» **TASK INSTRUCTIONS**: Starting at the beginning of the records and ending at the line that contains "forward-arrow-icon[interactable]: → <box>251", write the lines out again with each "nav-label" changed to "nav-caption" and nothing else altered; give only those lines.

» **THE INPUT**:
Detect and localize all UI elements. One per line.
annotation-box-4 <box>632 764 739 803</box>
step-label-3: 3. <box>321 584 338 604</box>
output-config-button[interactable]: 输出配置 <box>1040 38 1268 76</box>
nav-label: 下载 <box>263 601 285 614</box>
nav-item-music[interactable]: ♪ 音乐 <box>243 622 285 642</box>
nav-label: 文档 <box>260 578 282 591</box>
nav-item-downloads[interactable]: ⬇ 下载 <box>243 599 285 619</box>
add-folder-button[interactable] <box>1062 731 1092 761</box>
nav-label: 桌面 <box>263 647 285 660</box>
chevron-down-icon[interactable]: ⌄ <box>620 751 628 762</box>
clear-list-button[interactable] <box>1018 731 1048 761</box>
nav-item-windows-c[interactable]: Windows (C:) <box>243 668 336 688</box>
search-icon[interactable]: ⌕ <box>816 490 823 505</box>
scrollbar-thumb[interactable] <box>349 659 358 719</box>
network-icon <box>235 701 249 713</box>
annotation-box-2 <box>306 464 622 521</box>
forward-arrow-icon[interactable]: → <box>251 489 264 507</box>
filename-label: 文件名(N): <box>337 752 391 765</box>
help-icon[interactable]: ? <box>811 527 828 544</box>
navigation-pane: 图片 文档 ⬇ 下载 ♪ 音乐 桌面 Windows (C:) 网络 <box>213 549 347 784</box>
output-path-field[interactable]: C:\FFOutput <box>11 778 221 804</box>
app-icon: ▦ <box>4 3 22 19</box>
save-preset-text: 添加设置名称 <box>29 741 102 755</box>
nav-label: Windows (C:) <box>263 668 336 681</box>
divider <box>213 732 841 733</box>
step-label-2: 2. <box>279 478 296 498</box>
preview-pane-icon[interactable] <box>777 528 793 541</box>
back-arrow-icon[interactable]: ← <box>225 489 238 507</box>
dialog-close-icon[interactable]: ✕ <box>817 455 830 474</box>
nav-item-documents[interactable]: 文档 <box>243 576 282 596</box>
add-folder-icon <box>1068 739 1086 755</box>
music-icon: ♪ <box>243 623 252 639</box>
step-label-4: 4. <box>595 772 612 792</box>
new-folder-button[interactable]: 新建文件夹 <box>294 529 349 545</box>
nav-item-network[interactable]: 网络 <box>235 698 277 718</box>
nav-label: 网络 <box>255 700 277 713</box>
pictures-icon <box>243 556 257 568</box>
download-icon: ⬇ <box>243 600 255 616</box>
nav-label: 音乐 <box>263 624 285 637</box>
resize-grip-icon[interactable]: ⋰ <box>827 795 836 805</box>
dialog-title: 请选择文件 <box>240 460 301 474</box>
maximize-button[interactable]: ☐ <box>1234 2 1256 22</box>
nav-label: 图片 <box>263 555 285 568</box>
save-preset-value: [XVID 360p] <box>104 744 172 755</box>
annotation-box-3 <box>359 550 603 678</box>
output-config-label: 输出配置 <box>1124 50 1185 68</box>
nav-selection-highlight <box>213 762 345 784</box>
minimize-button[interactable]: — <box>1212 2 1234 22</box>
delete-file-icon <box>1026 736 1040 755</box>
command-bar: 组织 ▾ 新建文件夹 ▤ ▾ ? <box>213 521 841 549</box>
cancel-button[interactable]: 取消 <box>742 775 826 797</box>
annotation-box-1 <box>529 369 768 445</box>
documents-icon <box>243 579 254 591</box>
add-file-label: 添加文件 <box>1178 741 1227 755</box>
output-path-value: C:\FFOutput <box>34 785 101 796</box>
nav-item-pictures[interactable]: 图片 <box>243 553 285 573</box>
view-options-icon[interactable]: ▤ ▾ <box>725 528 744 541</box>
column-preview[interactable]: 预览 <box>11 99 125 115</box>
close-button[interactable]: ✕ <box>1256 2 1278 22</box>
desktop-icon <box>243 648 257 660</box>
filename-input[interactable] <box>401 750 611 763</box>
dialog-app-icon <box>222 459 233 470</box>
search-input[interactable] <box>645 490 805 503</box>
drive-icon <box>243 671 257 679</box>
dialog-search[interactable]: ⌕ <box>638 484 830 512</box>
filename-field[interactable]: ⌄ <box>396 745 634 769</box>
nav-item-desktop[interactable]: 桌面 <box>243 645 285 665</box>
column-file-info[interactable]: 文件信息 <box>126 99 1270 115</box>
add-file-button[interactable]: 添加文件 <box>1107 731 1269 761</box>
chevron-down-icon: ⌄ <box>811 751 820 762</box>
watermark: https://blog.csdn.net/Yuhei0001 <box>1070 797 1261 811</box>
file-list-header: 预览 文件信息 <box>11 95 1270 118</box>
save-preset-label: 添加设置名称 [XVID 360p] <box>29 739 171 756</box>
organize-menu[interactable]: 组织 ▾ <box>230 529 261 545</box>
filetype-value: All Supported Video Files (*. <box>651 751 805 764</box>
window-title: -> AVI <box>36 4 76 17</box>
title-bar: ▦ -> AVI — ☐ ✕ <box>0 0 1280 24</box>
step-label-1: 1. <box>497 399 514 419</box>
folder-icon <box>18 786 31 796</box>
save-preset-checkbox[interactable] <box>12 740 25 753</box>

» **WORKED SOLUTION**:
Detect and localize all UI elements. One per line.
annotation-box-4 <box>632 764 739 803</box>
step-label-3: 3. <box>321 584 338 604</box>
output-config-button[interactable]: 输出配置 <box>1040 38 1268 76</box>
nav-caption: 下载 <box>263 601 285 614</box>
nav-item-music[interactable]: ♪ 音乐 <box>243 622 285 642</box>
nav-caption: 文档 <box>260 578 282 591</box>
nav-item-downloads[interactable]: ⬇ 下载 <box>243 599 285 619</box>
add-folder-button[interactable] <box>1062 731 1092 761</box>
nav-caption: 桌面 <box>263 647 285 660</box>
chevron-down-icon[interactable]: ⌄ <box>620 751 628 762</box>
clear-list-button[interactable] <box>1018 731 1048 761</box>
nav-item-windows-c[interactable]: Windows (C:) <box>243 668 336 688</box>
search-icon[interactable]: ⌕ <box>816 490 823 505</box>
scrollbar-thumb[interactable] <box>349 659 358 719</box>
network-icon <box>235 701 249 713</box>
annotation-box-2 <box>306 464 622 521</box>
forward-arrow-icon[interactable]: → <box>251 489 264 507</box>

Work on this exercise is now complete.